## BEGIN Material supplied
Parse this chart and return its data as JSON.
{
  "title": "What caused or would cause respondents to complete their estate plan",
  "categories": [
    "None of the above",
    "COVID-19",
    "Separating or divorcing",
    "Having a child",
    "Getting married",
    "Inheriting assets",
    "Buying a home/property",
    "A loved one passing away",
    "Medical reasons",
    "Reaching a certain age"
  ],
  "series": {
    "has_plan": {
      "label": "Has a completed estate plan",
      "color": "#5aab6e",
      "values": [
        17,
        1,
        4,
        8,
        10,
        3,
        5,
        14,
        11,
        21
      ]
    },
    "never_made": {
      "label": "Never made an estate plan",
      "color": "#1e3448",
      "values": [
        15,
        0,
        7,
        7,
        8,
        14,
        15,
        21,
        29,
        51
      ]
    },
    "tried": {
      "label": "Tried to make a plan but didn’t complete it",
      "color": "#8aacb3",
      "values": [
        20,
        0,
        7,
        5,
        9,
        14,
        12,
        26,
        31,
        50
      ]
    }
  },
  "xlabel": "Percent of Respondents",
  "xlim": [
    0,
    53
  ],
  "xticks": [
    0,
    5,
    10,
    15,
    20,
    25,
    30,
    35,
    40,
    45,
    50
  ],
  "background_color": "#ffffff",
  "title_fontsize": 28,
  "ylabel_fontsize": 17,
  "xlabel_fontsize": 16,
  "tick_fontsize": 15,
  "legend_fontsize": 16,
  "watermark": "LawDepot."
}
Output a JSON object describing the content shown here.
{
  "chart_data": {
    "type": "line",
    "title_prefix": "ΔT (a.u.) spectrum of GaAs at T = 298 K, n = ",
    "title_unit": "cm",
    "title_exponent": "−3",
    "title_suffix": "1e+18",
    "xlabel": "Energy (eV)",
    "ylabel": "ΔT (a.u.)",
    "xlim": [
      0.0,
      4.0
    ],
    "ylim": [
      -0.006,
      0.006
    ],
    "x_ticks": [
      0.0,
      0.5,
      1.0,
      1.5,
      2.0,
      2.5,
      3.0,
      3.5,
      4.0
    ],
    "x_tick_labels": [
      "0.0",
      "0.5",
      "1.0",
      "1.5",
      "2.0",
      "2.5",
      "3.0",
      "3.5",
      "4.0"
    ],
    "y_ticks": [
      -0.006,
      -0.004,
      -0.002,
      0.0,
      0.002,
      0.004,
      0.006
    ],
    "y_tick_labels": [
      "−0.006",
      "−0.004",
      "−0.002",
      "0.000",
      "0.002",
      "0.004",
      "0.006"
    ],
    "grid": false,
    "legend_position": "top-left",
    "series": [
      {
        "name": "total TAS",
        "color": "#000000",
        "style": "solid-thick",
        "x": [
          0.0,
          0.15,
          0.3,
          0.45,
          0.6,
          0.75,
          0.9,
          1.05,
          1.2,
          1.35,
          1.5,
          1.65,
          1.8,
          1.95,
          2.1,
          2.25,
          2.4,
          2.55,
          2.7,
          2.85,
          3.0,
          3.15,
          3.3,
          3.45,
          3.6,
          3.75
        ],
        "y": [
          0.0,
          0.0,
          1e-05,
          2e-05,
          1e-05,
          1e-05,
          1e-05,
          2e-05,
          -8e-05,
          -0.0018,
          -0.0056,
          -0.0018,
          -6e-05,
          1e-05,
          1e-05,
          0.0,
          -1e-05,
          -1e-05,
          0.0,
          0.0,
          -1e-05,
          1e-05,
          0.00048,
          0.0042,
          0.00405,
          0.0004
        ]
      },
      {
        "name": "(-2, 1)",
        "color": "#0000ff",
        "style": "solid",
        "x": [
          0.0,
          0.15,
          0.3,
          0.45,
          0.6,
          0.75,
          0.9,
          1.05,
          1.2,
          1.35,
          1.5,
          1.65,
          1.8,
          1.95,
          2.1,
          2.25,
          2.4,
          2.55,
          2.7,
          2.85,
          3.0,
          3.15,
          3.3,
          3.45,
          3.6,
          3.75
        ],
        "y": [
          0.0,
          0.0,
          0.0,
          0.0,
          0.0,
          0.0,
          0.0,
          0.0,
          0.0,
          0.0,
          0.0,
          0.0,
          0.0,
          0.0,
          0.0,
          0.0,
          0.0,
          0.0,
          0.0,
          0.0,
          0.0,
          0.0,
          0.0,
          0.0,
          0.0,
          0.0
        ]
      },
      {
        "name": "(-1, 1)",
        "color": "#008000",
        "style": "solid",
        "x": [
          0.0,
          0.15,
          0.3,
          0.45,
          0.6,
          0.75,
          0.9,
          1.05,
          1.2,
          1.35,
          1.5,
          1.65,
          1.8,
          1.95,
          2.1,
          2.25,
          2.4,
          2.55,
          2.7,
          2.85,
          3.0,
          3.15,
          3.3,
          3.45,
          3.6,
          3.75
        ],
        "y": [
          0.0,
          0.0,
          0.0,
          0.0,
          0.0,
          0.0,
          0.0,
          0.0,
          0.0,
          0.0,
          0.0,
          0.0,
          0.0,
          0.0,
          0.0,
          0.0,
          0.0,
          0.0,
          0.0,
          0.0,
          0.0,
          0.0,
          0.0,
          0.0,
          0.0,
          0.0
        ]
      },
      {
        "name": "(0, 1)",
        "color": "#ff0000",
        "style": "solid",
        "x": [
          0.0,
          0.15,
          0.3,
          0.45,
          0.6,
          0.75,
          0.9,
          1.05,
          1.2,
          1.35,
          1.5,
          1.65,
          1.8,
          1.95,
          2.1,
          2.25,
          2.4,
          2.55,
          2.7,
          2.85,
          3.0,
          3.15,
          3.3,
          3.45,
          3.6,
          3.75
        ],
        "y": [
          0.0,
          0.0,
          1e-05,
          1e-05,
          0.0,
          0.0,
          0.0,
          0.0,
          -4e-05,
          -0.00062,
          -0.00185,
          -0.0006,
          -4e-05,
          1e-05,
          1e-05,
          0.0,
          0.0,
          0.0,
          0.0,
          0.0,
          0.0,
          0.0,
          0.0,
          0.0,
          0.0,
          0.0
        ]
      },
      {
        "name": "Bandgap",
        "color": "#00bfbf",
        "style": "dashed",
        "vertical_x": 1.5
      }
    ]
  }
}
## END Material supplied
Your instructions: Please repeat the listing above in full and exactly.

Full answer:
Parse this chart and return its data as JSON.
{
  "title": "What caused or would cause respondents to complete their estate plan",
  "categories": [
    "None of the above",
    "COVID-19",
    "Separating or divorcing",
    "Having a child",
    "Getting married",
    "Inheriting assets",
    "Buying a home/property",
    "A loved one passing away",
    "Medical reasons",
    "Reaching a certain age"
  ],
  "series": {
    "has_plan": {
      "label": "Has a completed estate plan",
      "color": "#5aab6e",
      "values": [
        17,
        1,
        4,
        8,
        10,
        3,
        5,
        14,
        11,
        21
      ]
    },
    "never_made": {
      "label": "Never made an estate plan",
      "color": "#1e3448",
      "values": [
        15,
        0,
        7,
        7,
        8,
        14,
        15,
        21,
        29,
        51
      ]
    },
    "tried": {
      "label": "Tried to make a plan but didn’t complete it",
      "color": "#8aacb3",
      "values": [
        20,
        0,
        7,
        5,
        9,
        14,
        12,
        26,
        31,
        50
      ]
    }
  },
  "xlabel": "Percent of Respondents",
  "xlim": [
    0,
    53
  ],
  "xticks": [
    0,
    5,
    10,
    15,
    20,
    25,
    30,
    35,
    40,
    45,
    50
  ],
  "background_color": "#ffffff",
  "title_fontsize": 28,
  "ylabel_fontsize": 17,
  "xlabel_fontsize": 16,
  "tick_fontsize": 15,
  "legend_fontsize": 16,
  "watermark": "LawDepot."
}
Output a JSON object describing the content shown here.
{
  "chart_data": {
    "type": "line",
    "title_prefix": "ΔT (a.u.) spectrum of GaAs at T = 298 K, n = ",
    "title_unit": "cm",
    "title_exponent": "−3",
    "title_suffix": "1e+18",
    "xlabel": "Energy (eV)",
    "ylabel": "ΔT (a.u.)",
    "xlim": [
      0.0,
      4.0
    ],
    "ylim": [
      -0.006,
      0.006
    ],
    "x_ticks": [
      0.0,
      0.5,
      1.0,
      1.5,
      2.0,
      2.5,
      3.0,
      3.5,
      4.0
    ],
    "x_tick_labels": [
      "0.0",
      "0.5",
      "1.0",
      "1.5",
      "2.0",
      "2.5",
      "3.0",
      "3.5",
      "4.0"
    ],
    "y_ticks": [
      -0.006,
      -0.004,
      -0.002,
      0.0,
      0.002,
      0.004,
      0.006
    ],
    "y_tick_labels": [
      "−0.006",
      "−0.004",
      "−0.002",
      "0.000",
      "0.002",
      "0.004",
      "0.006"
    ],
    "grid": false,
    "legend_position": "top-left",
    "series": [
      {
        "name": "total TAS",
        "color": "#000000",
        "style": "solid-thick",
        "x": [
          0.0,
          0.15,
          0.3,
          0.45,
          0.6,
          0.75,
          0.9,
          1.05,
          1.2,
          1.35,
          1.5,
          1.65,
          1.8,
          1.95,
          2.1,
          2.25,
          2.4,
          2.55,
          2.7,
          2.85,
          3.0,
          3.15,
          3.3,
          3.45,
          3.6,
          3.75
        ],
        "y": [
          0.0,
          0.0,
          1e-05,
          2e-05,
          1e-05,
          1e-05,
          1e-05,
          2e-05,
          -8e-05,
          -0.0018,
          -0.0056,
          -0.0018,
          -6e-05,
          1e-05,
          1e-05,
          0.0,
          -1e-05,
          -1e-05,
          0.0,
          0.0,
          -1e-05,
          1e-05,
          0.00048,
          0.0042,
          0.00405,
          0.0004
        ]
      },
      {
        "name": "(-2, 1)",
        "color": "#0000ff",
        "style": "solid",
        "x": [
          0.0,
          0.15,
          0.3,
          0.45,
          0.6,
          0.75,
          0.9,
          1.05,
          1.2,
          1.35,
          1.5,
          1.65,
          1.8,
          1.95,
          2.1,
          2.25,
          2.4,
          2.55,
          2.7,
          2.85,
          3.0,
          3.15,
          3.3,
          3.45,
          3.6,
          3.75
        ],
        "y": [
          0.0,
          0.0,
          0.0,
          0.0,
          0.0,
          0.0,
          0.0,
          0.0,
          0.0,
          0.0,
          0.0,
          0.0,
          0.0,
          0.0,
          0.0,
          0.0,
          0.0,
          0.0,
          0.0,
          0.0,
          0.0,
          0.0,
          0.0,
          0.0,
          0.0,
          0.0
        ]
      },
      {
        "name": "(-1, 1)",
        "color": "#008000",
        "style": "solid",
        "x": [
          0.0,
          0.15,
          0.3,
          0.45,
          0.6,
          0.75,
          0.9,
          1.05,
          1.2,
          1.35,
          1.5,
          1.65,
          1.8,
          1.95,
          2.1,
          2.25,
          2.4,
          2.55,
          2.7,
          2.85,
          3.0,
          3.15,
          3.3,
          3.45,
          3.6,
          3.75
        ],
        "y": [
          0.0,
          0.0,
          0.0,
          0.0,
          0.0,
          0.0,
          0.0,
          0.0,
          0.0,
          0.0,
          0.0,
          0.0,
          0.0,
          0.0,
          0.0,
          0.0,
          0.0,
          0.0,
          0.0,
          0.0,
          0.0,
          0.0,
          0.0,
          0.0,
          0.0,
          0.0
        ]
      },
      {
        "name": "(0, 1)",
        "color": "#ff0000",
        "style": "solid",
        "x": [
          0.0,
          0.15,
          0.3,
          0.45,
          0.6,
          0.75,
          0.9,
          1.05,
          1.2,
          1.35,
          1.5,
          1.65,
          1.8,
          1.95,
          2.1,
          2.25,
          2.4,
          2.55,
          2.7,
          2.85,
          3.0,
          3.15,
          3.3,
          3.45,
          3.6,
          3.75
        ],
        "y": [
          0.0,
          0.0,
          1e-05,
          1e-05,
          0.0,
          0.0,
          0.0,
          0.0,
          -4e-05,
          -0.00062,
          -0.00185,
          -0.0006,
          -4e-05,
          1e-05,
          1e-05,
          0.0,
          0.0,
          0.0,
          0.0,
          0.0,
          0.0,
          0.0,
          0.0,
          0.0,
          0.0,
          0.0
        ]
      },
      {
        "name": "Bandgap",
        "color": "#00bfbf",
        "style": "dashed",
        "vertical_x": 1.5
      }
    ]
  }
}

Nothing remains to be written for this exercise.